Quote all entries exactly, leaving pictures aside.

SUPPLIED RECORDS:
>> start
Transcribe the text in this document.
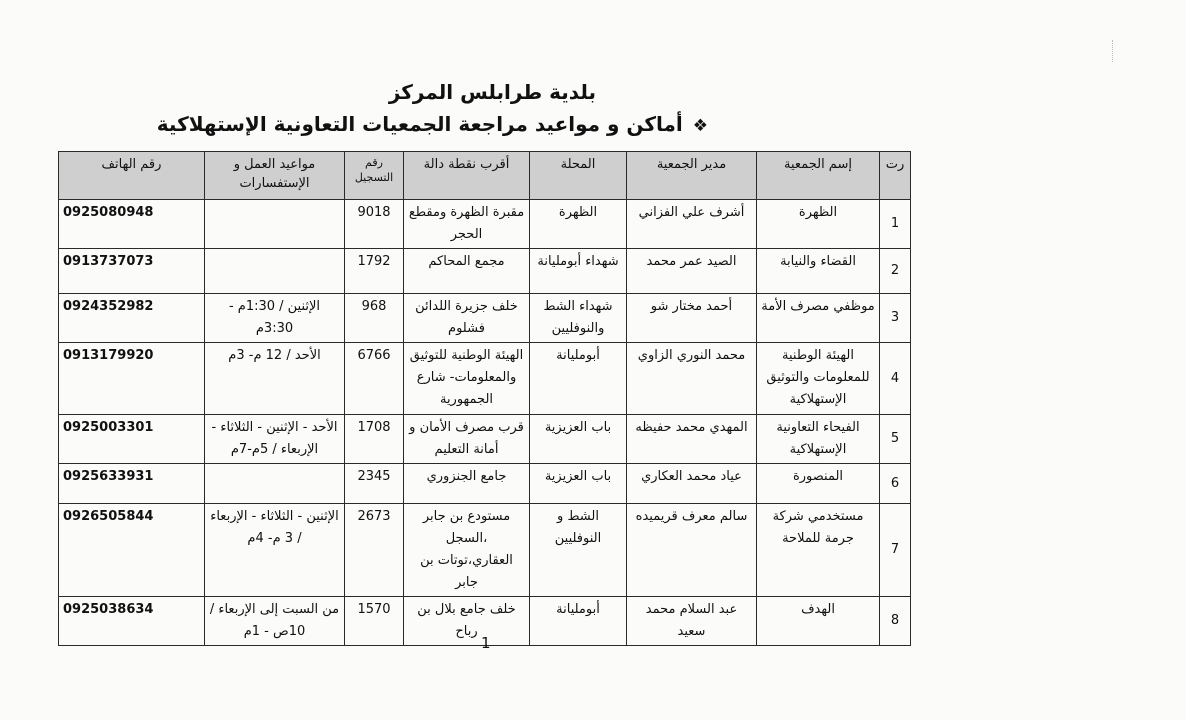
بلدية طرابلس المركز
❖أماكن و مواعيد مراجعة الجمعيات التعاونية الإستهلاكية
رت	إسم الجمعية	مدير الجمعية	المحلة	أقرب نقطة دالة	رقم التسجيل	مواعيد العمل و الإستفسارات	رقم الهاتف
1	الظهرة	أشرف علي الفزاني	الظهرة	مقبرة الظهرة ومقطع الحجر	9018		0925080948
2	القضاء والنيابة	الصيد عمر محمد	شهداء أبومليانة	مجمع المحاكم	1792		0913737073
3	موظفي مصرف الأمة	أحمد مختار شو	شهداء الشط والنوفليين	خلف جزيرة اللدائن فشلوم	968	الإثنين / 1:30م - 3:30م	0924352982
4	الهيئة الوطنية للمعلومات والتوثيق الإستهلاكية	محمد النوري الزاوي	أبومليانة	الهيئة الوطنية للتوثيق والمعلومات- شارع الجمهورية	6766	الأحد / 12 م- 3م	0913179920
5	الفيحاء التعاونية الإستهلاكية	المهدي محمد حفيظه	باب العزيزية	قرب مصرف الأمان و أمانة التعليم	1708	الأحد - الإثنين - الثلاثاء - الإربعاء / 5م-7م	0925003301
6	المنصورة	عياد محمد العكاري	باب العزيزية	جامع الجنزوري	2345		0925633931
7	مستخدمي شركة جرمة للملاحة	سالم معرف قريميده	الشط و النوفليين	مستودع بن جابر ،السجل العقاري،توتات بن جابر	2673	الإثنين - الثلاثاء - الإربعاء / 3 م- 4م	0926505844
8	الهدف	عبد السلام محمد سعيد	أبومليانة	خلف جامع بلال بن رباح	1570	من السبت إلى الإربعاء / 10ص - 1م	0925038634
1
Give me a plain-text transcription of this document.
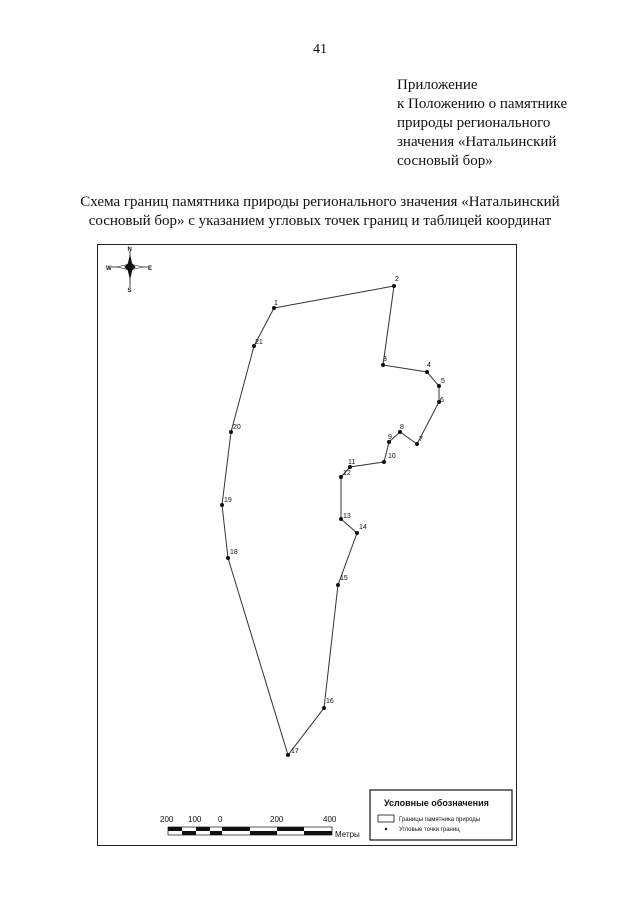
41
Приложение
к Положению о памятнике
природы регионального
значения «Натальинский
сосновый бор»
Схема границ памятника природы регионального значения «Натальинский
сосновый бор» с указанием угловых точек границ и таблицей координат
N
S
E
W
1
2
3
4
5
6
7
8
9
10
11
12
13
14
15
16
17
18
19
20
21
200 100 0	200	400
Метры
Условные обозначения
Границы памятника природы
Угловые точки границ
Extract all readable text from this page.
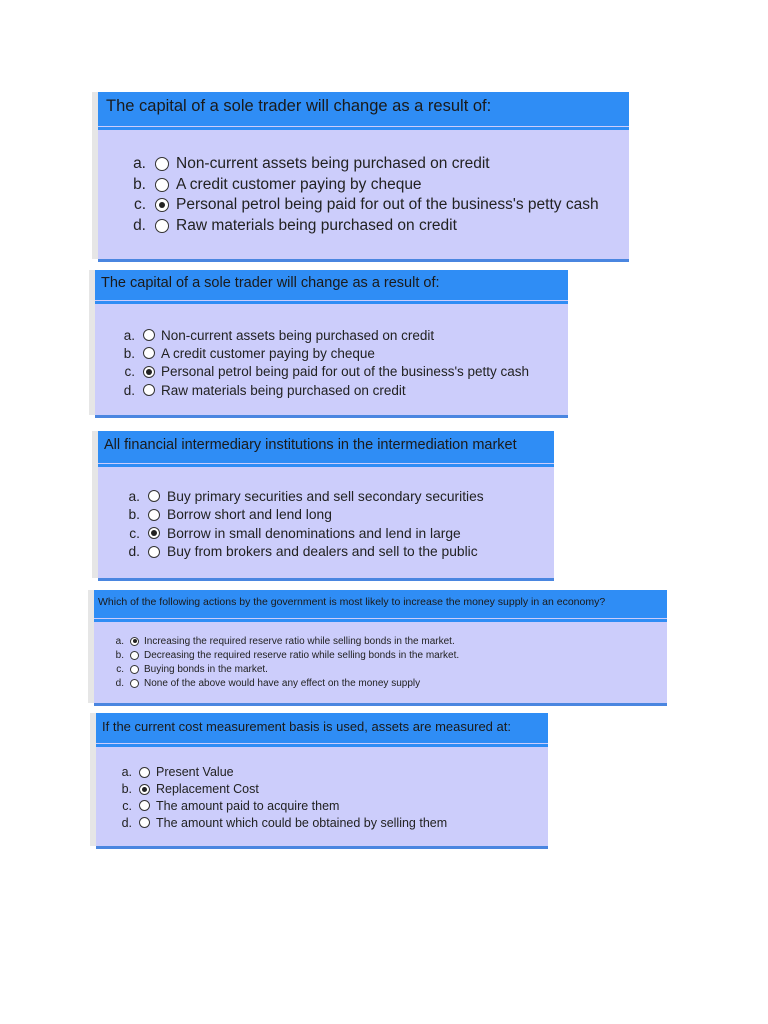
The capital of a sole trader will change as a result of:
a. Non-current assets being purchased on credit
b. A credit customer paying by cheque
c. Personal petrol being paid for out of the business's petty cash
d. Raw materials being purchased on credit
The capital of a sole trader will change as a result of:
a. Non-current assets being purchased on credit
b. A credit customer paying by cheque
c. Personal petrol being paid for out of the business's petty cash
d. Raw materials being purchased on credit
All financial intermediary institutions in the intermediation market
a. Buy primary securities and sell secondary securities
b. Borrow short and lend long
c. Borrow in small denominations and lend in large
d. Buy from brokers and dealers and sell to the public
Which of the following actions by the government is most likely to increase the money supply in an economy?
a. Increasing the required reserve ratio while selling bonds in the market.
b. Decreasing the required reserve ratio while selling bonds in the market.
c. Buying bonds in the market.
d. None of the above would have any effect on the money supply
If the current cost measurement basis is used, assets are measured at:
a. Present Value
b. Replacement Cost
c. The amount paid to acquire them
d. The amount which could be obtained by selling them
>> end
FINAL ANSWER:
Transcribe the text in this document.
بلدية طرابلس المركز
❖أماكن و مواعيد مراجعة الجمعيات التعاونية الإستهلاكية
رت	إسم الجمعية	مدير الجمعية	المحلة	أقرب نقطة دالة	رقم التسجيل	مواعيد العمل و الإستفسارات	رقم الهاتف
1	الظهرة	أشرف علي الفزاني	الظهرة	مقبرة الظهرة ومقطع الحجر	9018		0925080948
2	القضاء والنيابة	الصيد عمر محمد	شهداء أبومليانة	مجمع المحاكم	1792		0913737073
3	موظفي مصرف الأمة	أحمد مختار شو	شهداء الشط والنوفليين	خلف جزيرة اللدائن فشلوم	968	الإثنين / 1:30م - 3:30م	0924352982
4	الهيئة الوطنية للمعلومات والتوثيق الإستهلاكية	محمد النوري الزاوي	أبومليانة	الهيئة الوطنية للتوثيق والمعلومات- شارع الجمهورية	6766	الأحد / 12 م- 3م	0913179920
5	الفيحاء التعاونية الإستهلاكية	المهدي محمد حفيظه	باب العزيزية	قرب مصرف الأمان و أمانة التعليم	1708	الأحد - الإثنين - الثلاثاء - الإربعاء / 5م-7م	0925003301
6	المنصورة	عياد محمد العكاري	باب العزيزية	جامع الجنزوري	2345		0925633931
7	مستخدمي شركة جرمة للملاحة	سالم معرف قريميده	الشط و النوفليين	مستودع بن جابر ،السجل العقاري،توتات بن جابر	2673	الإثنين - الثلاثاء - الإربعاء / 3 م- 4م	0926505844
8	الهدف	عبد السلام محمد سعيد	أبومليانة	خلف جامع بلال بن رباح	1570	من السبت إلى الإربعاء / 10ص - 1م	0925038634
1
Give me a plain-text transcription of this document.
41
Приложение
к Положению о памятнике
природы регионального
значения «Натальинский
сосновый бор»
Схема границ памятника природы регионального значения «Натальинский
сосновый бор» с указанием угловых точек границ и таблицей координат
N
S
E
W
1
2
3
4
5
6
7
8
9
10
11
12
13
14
15
16
17
18
19
20
21
200 100 0	200	400
Метры
Условные обозначения
Границы памятника природы
Угловые точки границ
Extract all readable text from this page.
The capital of a sole trader will change as a result of:
a. Non-current assets being purchased on credit
b. A credit customer paying by cheque
c. Personal petrol being paid for out of the business's petty cash
d. Raw materials being purchased on credit
The capital of a sole trader will change as a result of:
a. Non-current assets being purchased on credit
b. A credit customer paying by cheque
c. Personal petrol being paid for out of the business's petty cash
d. Raw materials being purchased on credit
All financial intermediary institutions in the intermediation market
a. Buy primary securities and sell secondary securities
b. Borrow short and lend long
c. Borrow in small denominations and lend in large
d. Buy from brokers and dealers and sell to the public
Which of the following actions by the government is most likely to increase the money supply in an economy?
a. Increasing the required reserve ratio while selling bonds in the market.
b. Decreasing the required reserve ratio while selling bonds in the market.
c. Buying bonds in the market.
d. None of the above would have any effect on the money supply
If the current cost measurement basis is used, assets are measured at:
a. Present Value
b. Replacement Cost
c. The amount paid to acquire them
d. The amount which could be obtained by selling them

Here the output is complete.